_DATA IN THIS EXERCISE_

___

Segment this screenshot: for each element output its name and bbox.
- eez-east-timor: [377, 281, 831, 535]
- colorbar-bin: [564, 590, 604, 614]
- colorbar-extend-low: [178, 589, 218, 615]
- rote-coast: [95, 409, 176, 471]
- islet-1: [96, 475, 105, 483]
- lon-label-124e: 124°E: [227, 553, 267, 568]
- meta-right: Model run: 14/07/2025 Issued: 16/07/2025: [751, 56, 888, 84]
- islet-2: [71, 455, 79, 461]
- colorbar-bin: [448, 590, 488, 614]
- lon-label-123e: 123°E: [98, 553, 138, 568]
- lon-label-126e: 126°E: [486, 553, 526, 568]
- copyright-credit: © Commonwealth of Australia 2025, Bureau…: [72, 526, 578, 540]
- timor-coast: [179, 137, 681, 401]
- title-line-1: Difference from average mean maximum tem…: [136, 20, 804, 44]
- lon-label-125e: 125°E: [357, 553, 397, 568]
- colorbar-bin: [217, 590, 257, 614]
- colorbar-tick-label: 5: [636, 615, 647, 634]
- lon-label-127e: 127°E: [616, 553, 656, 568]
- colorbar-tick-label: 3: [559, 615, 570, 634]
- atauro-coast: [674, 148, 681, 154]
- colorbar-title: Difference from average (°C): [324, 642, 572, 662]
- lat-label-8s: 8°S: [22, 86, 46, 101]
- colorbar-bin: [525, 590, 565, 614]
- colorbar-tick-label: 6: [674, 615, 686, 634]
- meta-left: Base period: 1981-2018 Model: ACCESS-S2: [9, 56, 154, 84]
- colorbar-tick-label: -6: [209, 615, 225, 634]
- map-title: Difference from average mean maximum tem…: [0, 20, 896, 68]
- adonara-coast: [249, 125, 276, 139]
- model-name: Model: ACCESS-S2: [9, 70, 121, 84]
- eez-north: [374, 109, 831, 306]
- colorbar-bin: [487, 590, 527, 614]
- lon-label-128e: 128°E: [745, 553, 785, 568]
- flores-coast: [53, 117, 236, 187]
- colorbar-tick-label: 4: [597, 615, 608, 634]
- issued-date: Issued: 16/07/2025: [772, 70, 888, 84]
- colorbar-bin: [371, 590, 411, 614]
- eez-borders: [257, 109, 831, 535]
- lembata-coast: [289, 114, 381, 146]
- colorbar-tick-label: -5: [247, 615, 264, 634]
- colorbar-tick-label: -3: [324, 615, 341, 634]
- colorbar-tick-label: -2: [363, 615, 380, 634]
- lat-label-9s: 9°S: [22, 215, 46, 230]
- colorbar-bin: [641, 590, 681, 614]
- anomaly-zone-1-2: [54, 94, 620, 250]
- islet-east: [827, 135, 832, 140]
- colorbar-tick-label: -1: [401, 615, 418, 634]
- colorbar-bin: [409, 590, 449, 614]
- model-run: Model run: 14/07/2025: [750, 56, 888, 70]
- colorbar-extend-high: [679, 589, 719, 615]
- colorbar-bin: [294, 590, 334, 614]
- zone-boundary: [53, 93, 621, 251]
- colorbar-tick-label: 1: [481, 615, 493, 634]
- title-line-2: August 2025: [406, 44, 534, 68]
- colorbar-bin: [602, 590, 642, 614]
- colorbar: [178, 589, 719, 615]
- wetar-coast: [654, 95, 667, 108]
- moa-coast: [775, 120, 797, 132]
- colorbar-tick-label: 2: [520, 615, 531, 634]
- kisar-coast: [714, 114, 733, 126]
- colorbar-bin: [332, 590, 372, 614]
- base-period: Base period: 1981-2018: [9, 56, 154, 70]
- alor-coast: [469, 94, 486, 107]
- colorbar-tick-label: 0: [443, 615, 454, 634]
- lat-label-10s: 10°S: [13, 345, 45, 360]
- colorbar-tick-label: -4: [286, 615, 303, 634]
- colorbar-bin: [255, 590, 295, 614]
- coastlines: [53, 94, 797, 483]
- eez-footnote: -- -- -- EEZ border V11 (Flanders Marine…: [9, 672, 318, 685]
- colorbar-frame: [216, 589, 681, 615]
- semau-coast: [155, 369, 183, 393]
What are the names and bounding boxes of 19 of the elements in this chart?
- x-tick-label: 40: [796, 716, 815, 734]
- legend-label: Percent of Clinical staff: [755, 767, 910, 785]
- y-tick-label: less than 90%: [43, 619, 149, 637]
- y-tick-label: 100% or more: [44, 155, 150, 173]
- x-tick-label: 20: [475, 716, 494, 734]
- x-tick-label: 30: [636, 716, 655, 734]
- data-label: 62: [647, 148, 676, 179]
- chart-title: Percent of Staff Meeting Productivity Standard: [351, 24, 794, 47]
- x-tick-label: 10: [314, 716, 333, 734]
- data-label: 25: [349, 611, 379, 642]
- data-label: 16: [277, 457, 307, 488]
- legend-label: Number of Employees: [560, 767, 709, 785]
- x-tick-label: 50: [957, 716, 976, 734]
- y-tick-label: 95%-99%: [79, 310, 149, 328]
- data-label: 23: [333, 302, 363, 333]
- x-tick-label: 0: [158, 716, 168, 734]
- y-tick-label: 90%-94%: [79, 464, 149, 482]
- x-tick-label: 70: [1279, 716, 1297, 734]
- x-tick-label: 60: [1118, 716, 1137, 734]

___

_DIRECTIONS_
Reproduce the records above, substituting "colorbar-swatch" for each occurrence of "colorbar-bin" and leaving everything else as it is.

_ANSWER TO THE TASK_
Segment this screenshot: for each element output its name and bbox.
- eez-east-timor: [377, 281, 831, 535]
- colorbar-swatch: [564, 590, 604, 614]
- colorbar-extend-low: [178, 589, 218, 615]
- rote-coast: [95, 409, 176, 471]
- islet-1: [96, 475, 105, 483]
- lon-label-124e: 124°E: [227, 553, 267, 568]
- meta-right: Model run: 14/07/2025 Issued: 16/07/2025: [751, 56, 888, 84]
- islet-2: [71, 455, 79, 461]
- colorbar-swatch: [448, 590, 488, 614]
- lon-label-123e: 123°E: [98, 553, 138, 568]
- lon-label-126e: 126°E: [486, 553, 526, 568]
- copyright-credit: © Commonwealth of Australia 2025, Bureau…: [72, 526, 578, 540]
- timor-coast: [179, 137, 681, 401]
- title-line-1: Difference from average mean maximum tem…: [136, 20, 804, 44]
- lon-label-125e: 125°E: [357, 553, 397, 568]
- colorbar-swatch: [217, 590, 257, 614]
- colorbar-tick-label: 5: [636, 615, 647, 634]
- lon-label-127e: 127°E: [616, 553, 656, 568]
- colorbar-tick-label: 3: [559, 615, 570, 634]
- atauro-coast: [674, 148, 681, 154]
- colorbar-title: Difference from average (°C): [324, 642, 572, 662]
- lat-label-8s: 8°S: [22, 86, 46, 101]
- colorbar-swatch: [525, 590, 565, 614]
- colorbar-tick-label: 6: [674, 615, 686, 634]
- meta-left: Base period: 1981-2018 Model: ACCESS-S2: [9, 56, 154, 84]
- colorbar-tick-label: -6: [209, 615, 225, 634]
- map-title: Difference from average mean maximum tem…: [0, 20, 896, 68]
- adonara-coast: [249, 125, 276, 139]
- model-name: Model: ACCESS-S2: [9, 70, 121, 84]
- eez-north: [374, 109, 831, 306]
- colorbar-swatch: [487, 590, 527, 614]
- lon-label-128e: 128°E: [745, 553, 785, 568]
- flores-coast: [53, 117, 236, 187]
- colorbar-tick-label: 4: [597, 615, 608, 634]
- issued-date: Issued: 16/07/2025: [772, 70, 888, 84]
- colorbar-swatch: [371, 590, 411, 614]
- eez-borders: [257, 109, 831, 535]
- lembata-coast: [289, 114, 381, 146]
- colorbar-tick-label: -5: [247, 615, 264, 634]
- colorbar-tick-label: -3: [324, 615, 341, 634]
- colorbar-tick-label: -2: [363, 615, 380, 634]
- lat-label-9s: 9°S: [22, 215, 46, 230]
- colorbar-swatch: [641, 590, 681, 614]
- anomaly-zone-1-2: [54, 94, 620, 250]
- islet-east: [827, 135, 832, 140]
- colorbar-tick-label: -1: [401, 615, 418, 634]
- colorbar-swatch: [409, 590, 449, 614]
- model-run: Model run: 14/07/2025: [750, 56, 888, 70]
- colorbar-extend-high: [679, 589, 719, 615]
- colorbar-swatch: [294, 590, 334, 614]
- zone-boundary: [53, 93, 621, 251]
- colorbar-tick-label: 1: [481, 615, 493, 634]
- title-line-2: August 2025: [406, 44, 534, 68]
- colorbar-swatch: [602, 590, 642, 614]
- colorbar: [178, 589, 719, 615]
- wetar-coast: [654, 95, 667, 108]
- moa-coast: [775, 120, 797, 132]
- colorbar-tick-label: 2: [520, 615, 531, 634]
- kisar-coast: [714, 114, 733, 126]
- colorbar-swatch: [332, 590, 372, 614]
- base-period: Base period: 1981-2018: [9, 56, 154, 70]
- alor-coast: [469, 94, 486, 107]
- colorbar-tick-label: 0: [443, 615, 454, 634]
- lat-label-10s: 10°S: [13, 345, 45, 360]
- colorbar-tick-label: -4: [286, 615, 303, 634]
- colorbar-swatch: [255, 590, 295, 614]
- coastlines: [53, 94, 797, 483]
- eez-footnote: -- -- -- EEZ border V11 (Flanders Marine…: [9, 672, 318, 685]
- colorbar-frame: [216, 589, 681, 615]
- semau-coast: [155, 369, 183, 393]
What are the names and bounding boxes of 19 of the elements in this chart?
- x-tick-label: 40: [796, 716, 815, 734]
- legend-label: Percent of Clinical staff: [755, 767, 910, 785]
- y-tick-label: less than 90%: [43, 619, 149, 637]
- y-tick-label: 100% or more: [44, 155, 150, 173]
- x-tick-label: 20: [475, 716, 494, 734]
- x-tick-label: 30: [636, 716, 655, 734]
- data-label: 62: [647, 148, 676, 179]
- chart-title: Percent of Staff Meeting Productivity Standard: [351, 24, 794, 47]
- x-tick-label: 10: [314, 716, 333, 734]
- data-label: 25: [349, 611, 379, 642]
- data-label: 16: [277, 457, 307, 488]
- legend-label: Number of Employees: [560, 767, 709, 785]
- x-tick-label: 50: [957, 716, 976, 734]
- y-tick-label: 95%-99%: [79, 310, 149, 328]
- data-label: 23: [333, 302, 363, 333]
- x-tick-label: 0: [158, 716, 168, 734]
- y-tick-label: 90%-94%: [79, 464, 149, 482]
- x-tick-label: 70: [1279, 716, 1297, 734]
- x-tick-label: 60: [1118, 716, 1137, 734]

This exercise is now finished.